▶ _Records to process_

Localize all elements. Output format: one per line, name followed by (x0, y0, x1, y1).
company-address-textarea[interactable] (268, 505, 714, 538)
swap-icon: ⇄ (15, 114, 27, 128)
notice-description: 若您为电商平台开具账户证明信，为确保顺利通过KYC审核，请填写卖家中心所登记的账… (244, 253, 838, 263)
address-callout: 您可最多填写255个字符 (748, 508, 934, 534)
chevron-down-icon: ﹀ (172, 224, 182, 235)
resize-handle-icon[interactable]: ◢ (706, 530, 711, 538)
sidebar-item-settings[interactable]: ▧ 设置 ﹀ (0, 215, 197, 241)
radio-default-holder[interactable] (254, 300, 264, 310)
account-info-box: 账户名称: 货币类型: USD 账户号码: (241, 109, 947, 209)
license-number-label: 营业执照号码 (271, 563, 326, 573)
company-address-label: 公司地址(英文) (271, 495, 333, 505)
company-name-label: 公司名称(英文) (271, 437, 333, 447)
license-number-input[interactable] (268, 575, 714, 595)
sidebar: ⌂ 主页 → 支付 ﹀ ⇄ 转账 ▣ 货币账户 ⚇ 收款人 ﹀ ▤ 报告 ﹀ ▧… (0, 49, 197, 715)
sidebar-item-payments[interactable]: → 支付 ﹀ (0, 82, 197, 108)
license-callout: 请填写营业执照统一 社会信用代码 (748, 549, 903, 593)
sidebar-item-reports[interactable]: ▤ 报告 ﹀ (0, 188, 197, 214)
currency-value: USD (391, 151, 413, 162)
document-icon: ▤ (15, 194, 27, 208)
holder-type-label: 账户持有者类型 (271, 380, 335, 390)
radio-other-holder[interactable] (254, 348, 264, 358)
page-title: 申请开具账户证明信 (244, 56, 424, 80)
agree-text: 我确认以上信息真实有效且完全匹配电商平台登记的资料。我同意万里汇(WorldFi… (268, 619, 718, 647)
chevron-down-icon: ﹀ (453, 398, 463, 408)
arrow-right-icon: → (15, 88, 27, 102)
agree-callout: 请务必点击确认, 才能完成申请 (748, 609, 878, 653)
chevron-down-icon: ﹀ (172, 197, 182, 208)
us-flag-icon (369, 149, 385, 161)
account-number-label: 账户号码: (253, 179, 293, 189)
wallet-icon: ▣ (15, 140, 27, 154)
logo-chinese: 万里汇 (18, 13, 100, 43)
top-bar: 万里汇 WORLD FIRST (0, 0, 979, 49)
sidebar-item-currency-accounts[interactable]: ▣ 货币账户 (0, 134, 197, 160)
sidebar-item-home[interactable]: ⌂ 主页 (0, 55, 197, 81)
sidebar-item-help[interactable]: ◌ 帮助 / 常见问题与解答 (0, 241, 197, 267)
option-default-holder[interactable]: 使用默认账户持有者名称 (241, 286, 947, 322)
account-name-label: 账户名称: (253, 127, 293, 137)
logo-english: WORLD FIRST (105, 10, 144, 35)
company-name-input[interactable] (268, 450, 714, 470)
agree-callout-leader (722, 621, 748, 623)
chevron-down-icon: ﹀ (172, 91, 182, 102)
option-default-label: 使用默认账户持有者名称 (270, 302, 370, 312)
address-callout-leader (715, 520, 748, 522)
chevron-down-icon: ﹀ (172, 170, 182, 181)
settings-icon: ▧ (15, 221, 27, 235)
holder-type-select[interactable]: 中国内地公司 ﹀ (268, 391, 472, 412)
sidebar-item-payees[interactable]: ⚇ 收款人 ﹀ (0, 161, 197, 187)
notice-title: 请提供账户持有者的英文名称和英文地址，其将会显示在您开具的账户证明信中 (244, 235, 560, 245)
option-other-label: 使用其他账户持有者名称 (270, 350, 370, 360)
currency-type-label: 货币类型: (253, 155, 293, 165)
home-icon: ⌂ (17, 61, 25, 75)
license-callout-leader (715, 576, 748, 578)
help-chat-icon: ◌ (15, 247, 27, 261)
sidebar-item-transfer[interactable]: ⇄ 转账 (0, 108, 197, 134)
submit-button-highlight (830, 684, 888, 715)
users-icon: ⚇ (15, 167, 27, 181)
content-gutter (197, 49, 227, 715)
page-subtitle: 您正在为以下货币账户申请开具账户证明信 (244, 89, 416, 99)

▶ _Short task_
Reproduce all of the items above line for line, changing nothing.

▶ _Right answer_
Localize all elements. Output format: one per line, name followed by (x0, y0, x1, y1).
company-address-textarea[interactable] (268, 505, 714, 538)
swap-icon: ⇄ (15, 114, 27, 128)
notice-description: 若您为电商平台开具账户证明信，为确保顺利通过KYC审核，请填写卖家中心所登记的账… (244, 253, 838, 263)
address-callout: 您可最多填写255个字符 (748, 508, 934, 534)
chevron-down-icon: ﹀ (172, 224, 182, 235)
resize-handle-icon[interactable]: ◢ (706, 530, 711, 538)
sidebar-item-settings[interactable]: ▧ 设置 ﹀ (0, 215, 197, 241)
radio-default-holder[interactable] (254, 300, 264, 310)
account-info-box: 账户名称: 货币类型: USD 账户号码: (241, 109, 947, 209)
license-number-label: 营业执照号码 (271, 563, 326, 573)
company-address-label: 公司地址(英文) (271, 495, 333, 505)
company-name-label: 公司名称(英文) (271, 437, 333, 447)
license-number-input[interactable] (268, 575, 714, 595)
sidebar: ⌂ 主页 → 支付 ﹀ ⇄ 转账 ▣ 货币账户 ⚇ 收款人 ﹀ ▤ 报告 ﹀ ▧… (0, 49, 197, 715)
sidebar-item-payments[interactable]: → 支付 ﹀ (0, 82, 197, 108)
license-callout: 请填写营业执照统一 社会信用代码 (748, 549, 903, 593)
sidebar-item-reports[interactable]: ▤ 报告 ﹀ (0, 188, 197, 214)
currency-value: USD (391, 151, 413, 162)
document-icon: ▤ (15, 194, 27, 208)
holder-type-label: 账户持有者类型 (271, 380, 335, 390)
radio-other-holder[interactable] (254, 348, 264, 358)
page-title: 申请开具账户证明信 (244, 56, 424, 80)
agree-text: 我确认以上信息真实有效且完全匹配电商平台登记的资料。我同意万里汇(WorldFi… (268, 619, 718, 647)
chevron-down-icon: ﹀ (453, 398, 463, 408)
arrow-right-icon: → (15, 88, 27, 102)
agree-callout: 请务必点击确认, 才能完成申请 (748, 609, 878, 653)
chevron-down-icon: ﹀ (172, 197, 182, 208)
us-flag-icon (369, 149, 385, 161)
account-number-label: 账户号码: (253, 179, 293, 189)
wallet-icon: ▣ (15, 140, 27, 154)
logo-chinese: 万里汇 (18, 13, 100, 43)
top-bar: 万里汇 WORLD FIRST (0, 0, 979, 49)
sidebar-item-currency-accounts[interactable]: ▣ 货币账户 (0, 134, 197, 160)
sidebar-item-home[interactable]: ⌂ 主页 (0, 55, 197, 81)
sidebar-item-help[interactable]: ◌ 帮助 / 常见问题与解答 (0, 241, 197, 267)
option-default-holder[interactable]: 使用默认账户持有者名称 (241, 286, 947, 322)
account-name-label: 账户名称: (253, 127, 293, 137)
logo-english: WORLD FIRST (105, 10, 144, 35)
company-name-input[interactable] (268, 450, 714, 470)
agree-callout-leader (722, 621, 748, 623)
chevron-down-icon: ﹀ (172, 91, 182, 102)
option-default-label: 使用默认账户持有者名称 (270, 302, 370, 312)
address-callout-leader (715, 520, 748, 522)
chevron-down-icon: ﹀ (172, 170, 182, 181)
settings-icon: ▧ (15, 221, 27, 235)
holder-type-select[interactable]: 中国内地公司 ﹀ (268, 391, 472, 412)
sidebar-item-payees[interactable]: ⚇ 收款人 ﹀ (0, 161, 197, 187)
notice-title: 请提供账户持有者的英文名称和英文地址，其将会显示在您开具的账户证明信中 (244, 235, 560, 245)
option-other-label: 使用其他账户持有者名称 (270, 350, 370, 360)
currency-type-label: 货币类型: (253, 155, 293, 165)
home-icon: ⌂ (17, 61, 25, 75)
license-callout-leader (715, 576, 748, 578)
help-chat-icon: ◌ (15, 247, 27, 261)
sidebar-item-transfer[interactable]: ⇄ 转账 (0, 108, 197, 134)
submit-button-highlight (830, 684, 888, 715)
users-icon: ⚇ (15, 167, 27, 181)
content-gutter (197, 49, 227, 715)
page-subtitle: 您正在为以下货币账户申请开具账户证明信 (244, 89, 416, 99)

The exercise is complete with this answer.